## begin

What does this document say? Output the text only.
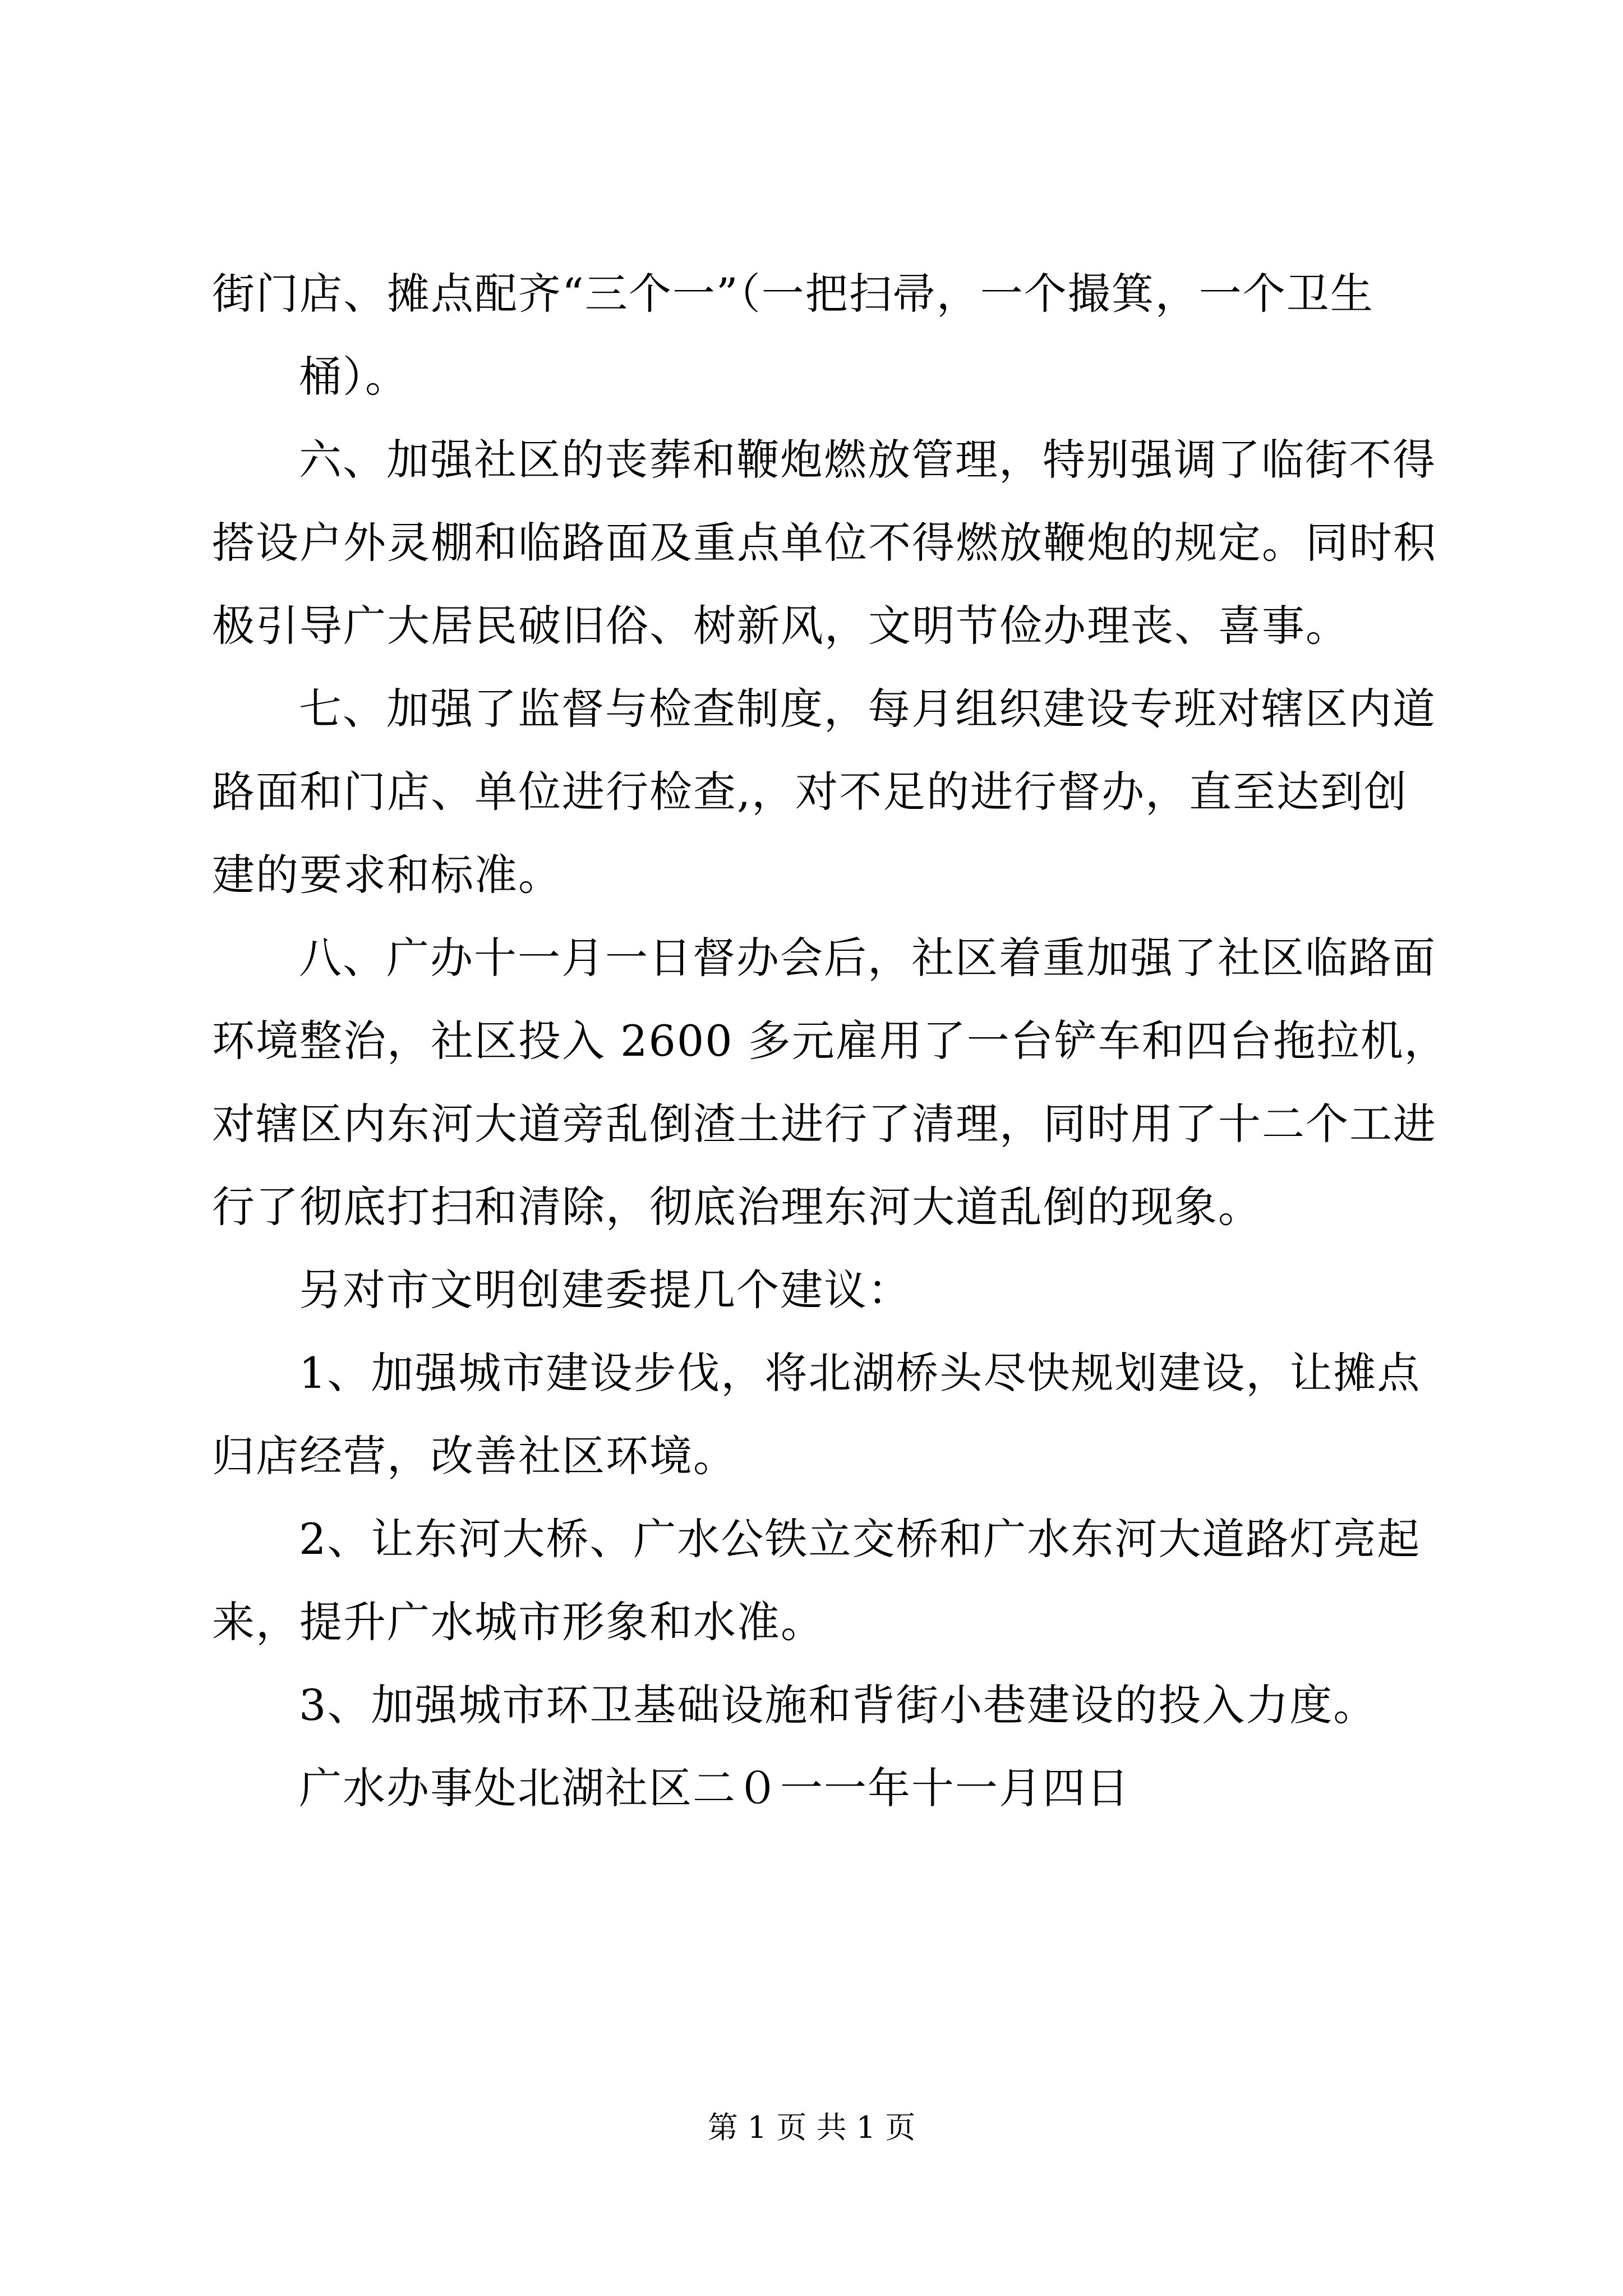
街门店、摊点配齐“三个一”（一把扫帚，一个撮箕，一个卫生
桶）。
六、加强社区的丧葬和鞭炮燃放管理，特别强调了临街不得
搭设户外灵棚和临路面及重点单位不得燃放鞭炮的规定。同时积
极引导广大居民破旧俗、树新风，文明节俭办理丧、喜事。
七、加强了监督与检查制度，每月组织建设专班对辖区内道
路面和门店、单位进行检查,，对不足的进行督办，直至达到创
建的要求和标准。
八、广办十一月一日督办会后，社区着重加强了社区临路面
环境整治，社区投入 2600 多元雇用了一台铲车和四台拖拉机，
对辖区内东河大道旁乱倒渣土进行了清理，同时用了十二个工进
行了彻底打扫和清除，彻底治理东河大道乱倒的现象。
另对市文明创建委提几个建议：
1、加强城市建设步伐，将北湖桥头尽快规划建设，让摊点
归店经营，改善社区环境。
2、让东河大桥、广水公铁立交桥和广水东河大道路灯亮起
来，提升广水城市形象和水准。
3、加强城市环卫基础设施和背街小巷建设的投入力度。
广水办事处北湖社区二０一一年十一月四日
第 1 页 共 1 页
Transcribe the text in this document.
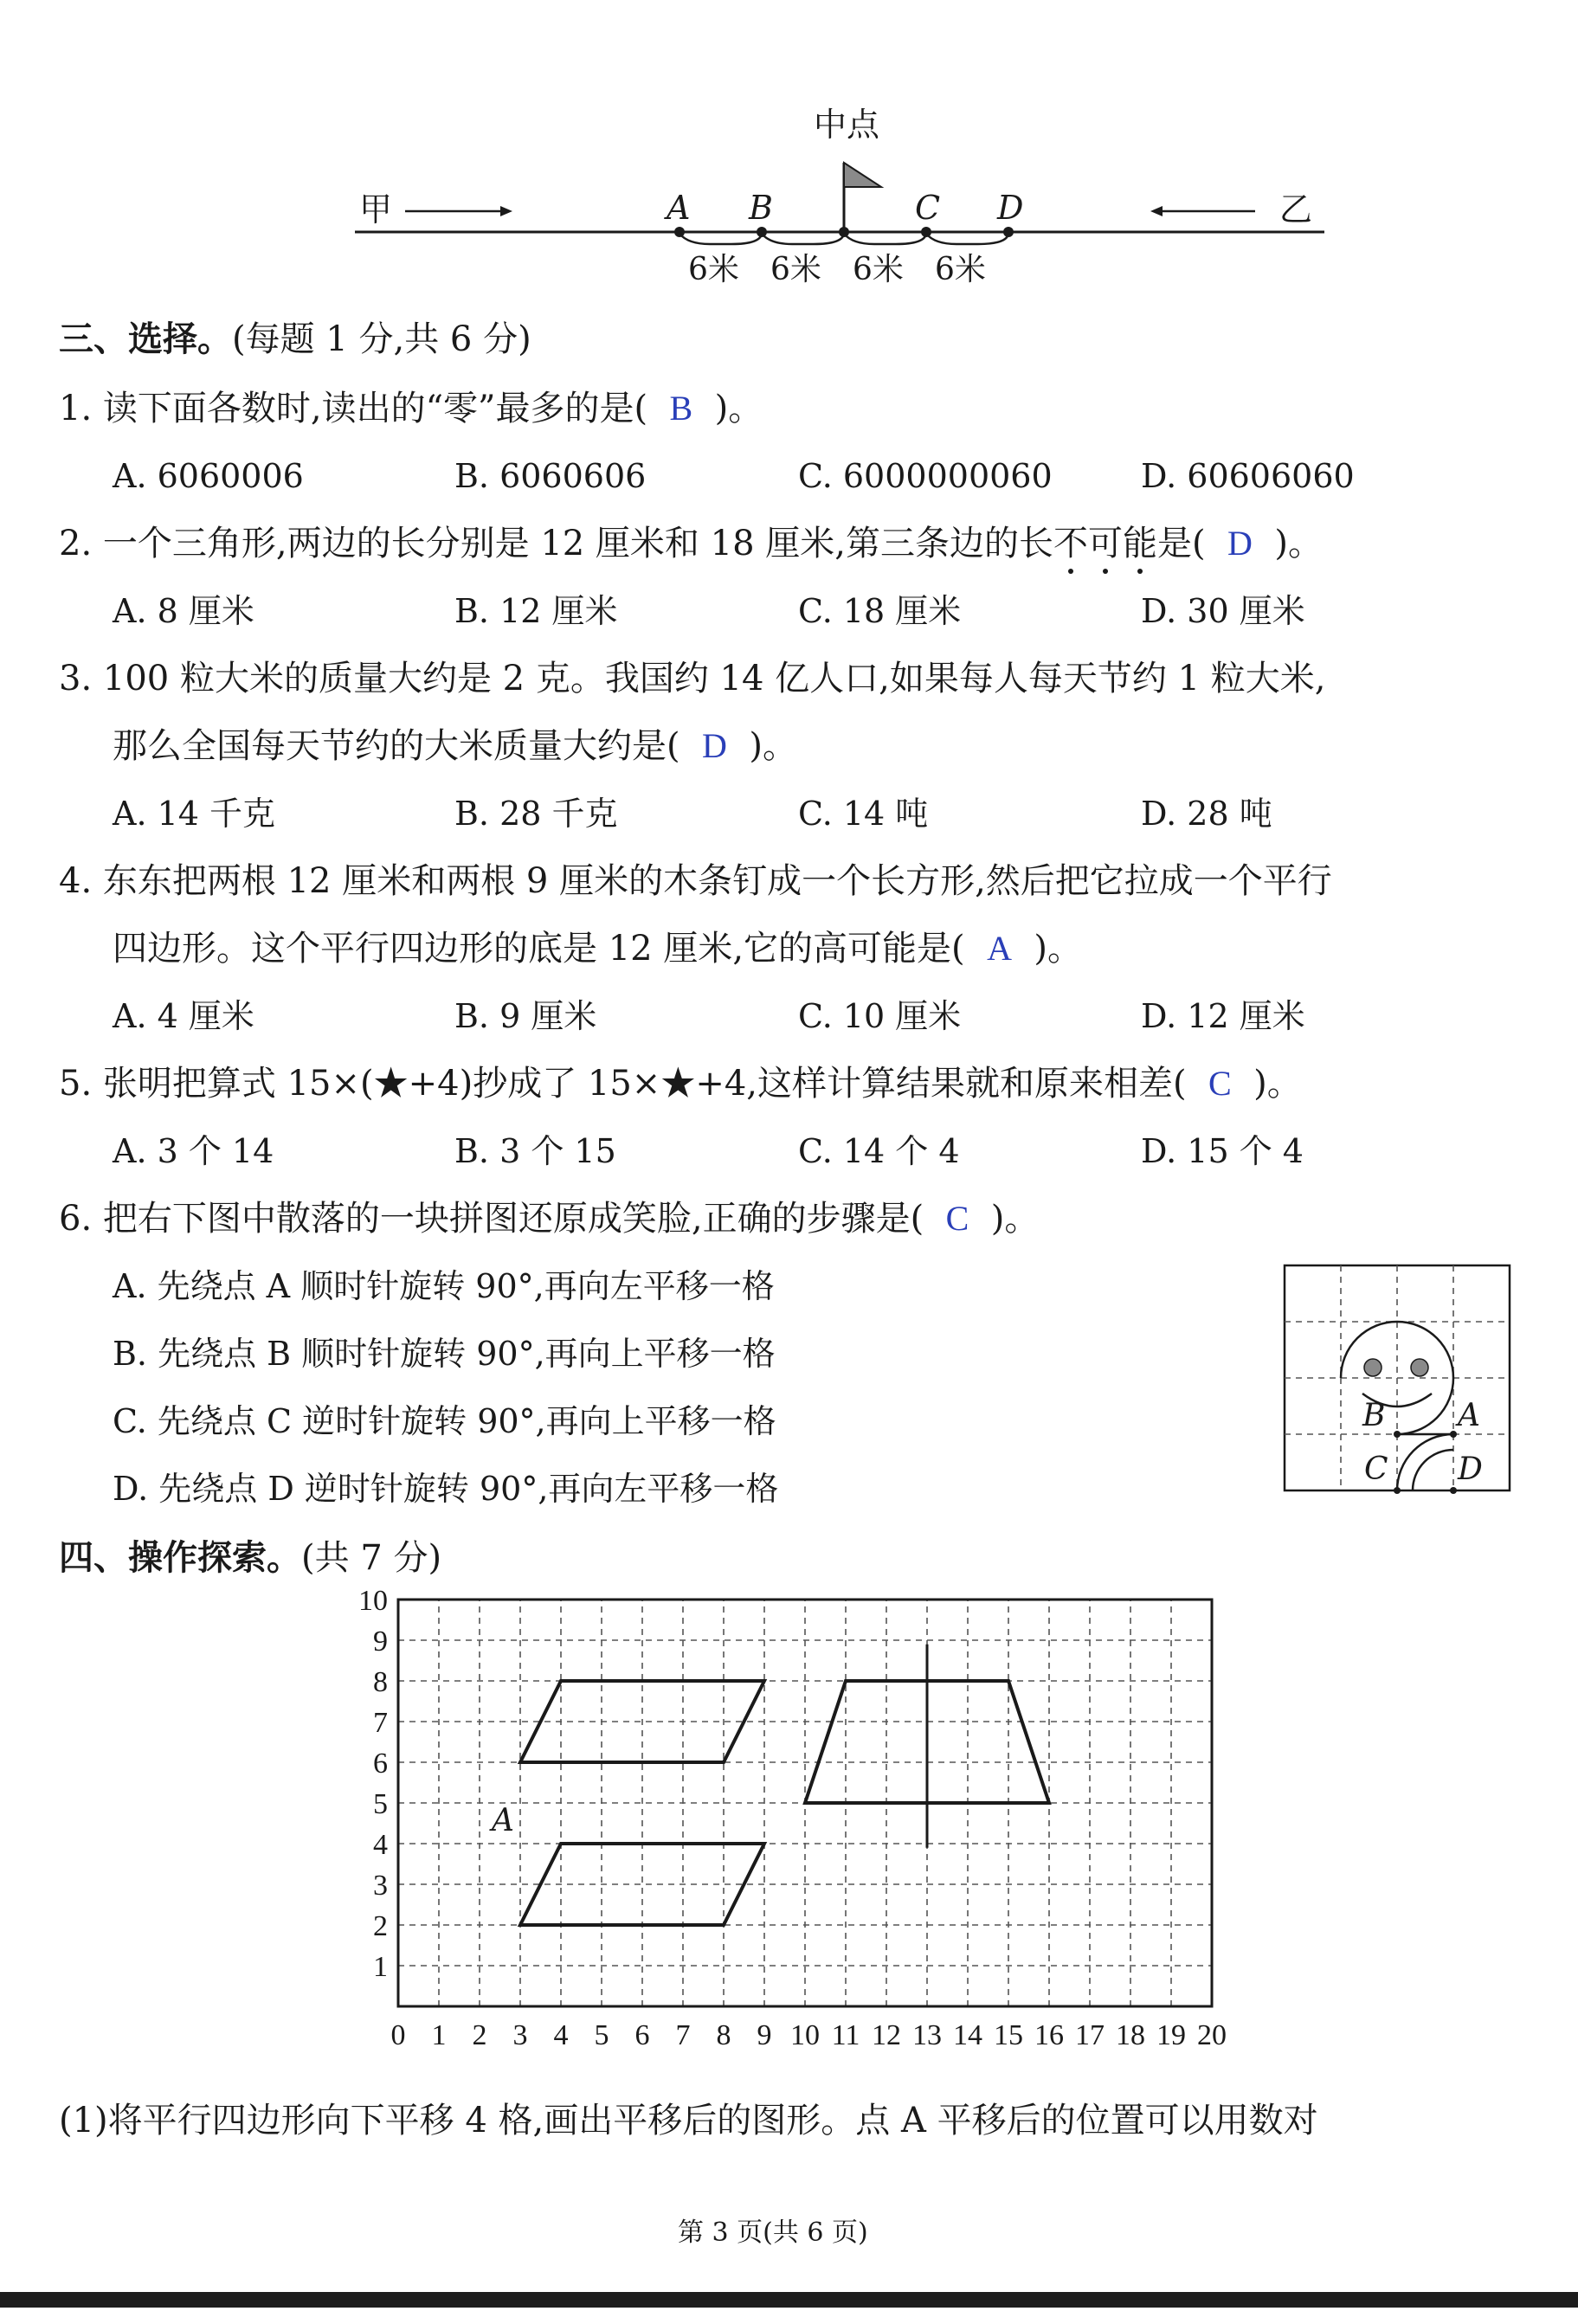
中点
甲	乙
A B	C D
6米 6米 6米 6米
三、选择。(每题 1 分,共 6 分)
1. 读下面各数时,读出的“零”最多的是( B )。
A. 6060006	B. 6060606	C. 6000000060	D. 60606060
2. 一个三角形,两边的长分别是 12 厘米和 18 厘米,第三条边的长不可能
是( D )。
A. 8 厘米	B. 12 厘米	C. 18 厘米	D. 30 厘米
3. 100 粒大米的质量大约是 2 克。我国约 14 亿人口,如果每人每天节约 1 粒大米,
那么全国每天节约的大米质量大约是( D )。
A. 14 千克	B. 28 千克	C. 14 吨	D. 28 吨
4. 东东把两根 12 厘米和两根 9 厘米的木条钉成一个长方形,然后把它拉成一个平行
四边形。这个平行四边形的底是 12 厘米,它的高可能是( A )。
A. 4 厘米	B. 9 厘米	C. 10 厘米	D. 12 厘米
5. 张明把算式 15×(★+4)抄成了 15×★+4,这样计算结果就和原来相差( C )。
A. 3 个 14	B. 3 个 15	C. 14 个 4	D. 15 个 4
6. 把右下图中散落的一块拼图还原成笑脸,正确的步骤是( C )。
A. 先绕点 A 顺时针旋转 90°,再向左平移一格
B. 先绕点 B 顺时针旋转 90°,再向上平移一格
C. 先绕点 C 逆时针旋转 90°,再向上平移一格
D. 先绕点 D 逆时针旋转 90°,再向左平移一格
B A
C D
四、操作探索。(共 7 分)
10
9
8
7
6
5
4
3
2
1
0 1 2 3 4 5 6 7 8 9 10 11 12 13 14 15 16 17 18 19 20
A
(1)将平行四边形向下平移 4 格,画出平移后的图形。点 A 平移后的位置可以用数对
第 3 页(共 6 页)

## end

## THE PROBLEM
Reply with nothing but a number: how many lines of the entries above contain the string "再向左平移一格"?

## RIGHT ANSWER
2